Görev tanımı: Erkek civcivlerle ilgili metne göre dünya genelinde her yıl yaklaşık kaç erkek civciv bu şekilde öldürülüyor?

Alıntılanan metin:
* * * * * * * * *

Yumurtadan yeni çıkmış civcivler önce uzmanlarca inceleniyor sonra cinsiyetine göre ayrılıyor. Tavuk olanlar büyütülecekleri yerlere, horoz olanlarsa bir döner banda konuluyorlar. Döner bandın sonu ya dev bir kıyma makinasının ağzı oluyor ya da gaz ile civcivlerin öldürüleceği bölümün kapağı...İlaç, özel yem, verilse bile göğüs eti asla bir tavuk kadar gelişmeyen horozları büyütmeyi ekonomik olarak değerli bulmayan sanayii tarzı tavukçuluğun geldiği nokta bu.
Dünya genelinde her sene yaklaşık 2,5 milyar erkek civciv bu şekilde öldürülüyor. Onlardan geriye kalanlar ya hayvanat bahçelerinde yırtıcı kuşlara yem oluyor ya da hayvan yemine karıştırılıyor...

* * * * * * * * *

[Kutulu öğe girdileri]
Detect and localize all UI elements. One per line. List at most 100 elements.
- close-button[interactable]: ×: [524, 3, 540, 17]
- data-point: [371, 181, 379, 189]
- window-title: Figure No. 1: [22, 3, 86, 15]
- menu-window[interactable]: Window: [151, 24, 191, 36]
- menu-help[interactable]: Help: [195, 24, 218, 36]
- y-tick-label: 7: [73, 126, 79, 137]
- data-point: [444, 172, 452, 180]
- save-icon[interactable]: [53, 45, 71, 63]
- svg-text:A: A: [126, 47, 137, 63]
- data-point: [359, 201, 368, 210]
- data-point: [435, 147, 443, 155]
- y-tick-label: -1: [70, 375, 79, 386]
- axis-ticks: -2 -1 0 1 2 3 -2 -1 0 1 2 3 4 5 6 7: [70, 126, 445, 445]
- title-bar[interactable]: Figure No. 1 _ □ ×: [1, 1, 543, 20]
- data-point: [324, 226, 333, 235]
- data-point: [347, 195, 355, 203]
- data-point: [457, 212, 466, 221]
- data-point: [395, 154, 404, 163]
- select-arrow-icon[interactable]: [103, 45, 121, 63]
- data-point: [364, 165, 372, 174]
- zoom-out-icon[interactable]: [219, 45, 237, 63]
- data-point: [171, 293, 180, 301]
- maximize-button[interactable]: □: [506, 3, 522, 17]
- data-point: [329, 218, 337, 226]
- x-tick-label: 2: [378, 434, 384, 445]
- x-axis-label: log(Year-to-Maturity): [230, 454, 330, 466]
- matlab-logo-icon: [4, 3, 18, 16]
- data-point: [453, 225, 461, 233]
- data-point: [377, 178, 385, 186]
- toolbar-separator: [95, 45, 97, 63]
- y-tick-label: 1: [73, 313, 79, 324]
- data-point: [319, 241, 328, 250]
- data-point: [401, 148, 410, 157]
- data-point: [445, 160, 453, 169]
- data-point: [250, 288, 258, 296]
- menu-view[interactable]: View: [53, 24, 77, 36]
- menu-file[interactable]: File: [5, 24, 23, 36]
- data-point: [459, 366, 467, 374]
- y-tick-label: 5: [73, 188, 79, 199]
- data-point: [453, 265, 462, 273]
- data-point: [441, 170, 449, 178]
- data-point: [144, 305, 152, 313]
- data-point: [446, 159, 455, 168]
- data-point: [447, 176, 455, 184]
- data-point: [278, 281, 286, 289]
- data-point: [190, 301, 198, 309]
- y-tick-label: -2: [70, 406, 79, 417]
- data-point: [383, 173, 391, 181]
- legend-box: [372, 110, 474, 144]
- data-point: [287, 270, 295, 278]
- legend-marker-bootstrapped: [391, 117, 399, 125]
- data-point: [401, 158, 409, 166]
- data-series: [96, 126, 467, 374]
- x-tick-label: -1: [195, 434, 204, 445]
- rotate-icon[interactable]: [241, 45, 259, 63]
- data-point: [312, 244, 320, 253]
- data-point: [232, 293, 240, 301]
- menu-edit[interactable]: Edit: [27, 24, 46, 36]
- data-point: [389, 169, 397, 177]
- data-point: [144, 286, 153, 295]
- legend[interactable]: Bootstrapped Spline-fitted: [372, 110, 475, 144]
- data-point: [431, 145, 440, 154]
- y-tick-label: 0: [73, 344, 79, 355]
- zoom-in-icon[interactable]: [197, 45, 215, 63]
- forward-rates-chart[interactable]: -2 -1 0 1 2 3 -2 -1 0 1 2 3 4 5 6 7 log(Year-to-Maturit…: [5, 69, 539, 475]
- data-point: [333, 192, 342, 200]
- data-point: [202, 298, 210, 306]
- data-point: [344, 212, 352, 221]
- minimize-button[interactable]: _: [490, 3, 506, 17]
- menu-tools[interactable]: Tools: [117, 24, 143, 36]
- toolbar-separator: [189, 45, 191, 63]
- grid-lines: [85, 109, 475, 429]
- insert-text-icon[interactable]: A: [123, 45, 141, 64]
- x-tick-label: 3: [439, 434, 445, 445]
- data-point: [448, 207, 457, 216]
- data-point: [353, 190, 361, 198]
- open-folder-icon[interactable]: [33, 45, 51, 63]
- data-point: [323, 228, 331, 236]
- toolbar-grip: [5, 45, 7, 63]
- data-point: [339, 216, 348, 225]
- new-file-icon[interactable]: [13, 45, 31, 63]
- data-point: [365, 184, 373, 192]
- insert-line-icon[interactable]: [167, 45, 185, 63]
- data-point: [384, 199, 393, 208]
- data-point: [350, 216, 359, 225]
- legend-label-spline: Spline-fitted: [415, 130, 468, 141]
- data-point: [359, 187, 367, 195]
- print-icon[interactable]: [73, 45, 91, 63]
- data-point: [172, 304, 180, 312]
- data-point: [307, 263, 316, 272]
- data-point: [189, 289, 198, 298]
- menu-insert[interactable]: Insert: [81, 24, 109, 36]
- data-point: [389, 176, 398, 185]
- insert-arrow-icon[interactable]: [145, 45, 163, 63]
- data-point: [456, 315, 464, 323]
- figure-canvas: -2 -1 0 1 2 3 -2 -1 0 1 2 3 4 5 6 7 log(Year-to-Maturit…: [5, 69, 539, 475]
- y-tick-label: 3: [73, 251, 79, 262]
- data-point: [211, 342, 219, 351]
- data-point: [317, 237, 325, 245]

* * * * * * * * *

Tamamlanan görev: Her yıl yaklaşık 2,5 milyar erkek civciv bu şekilde öldürülüyor.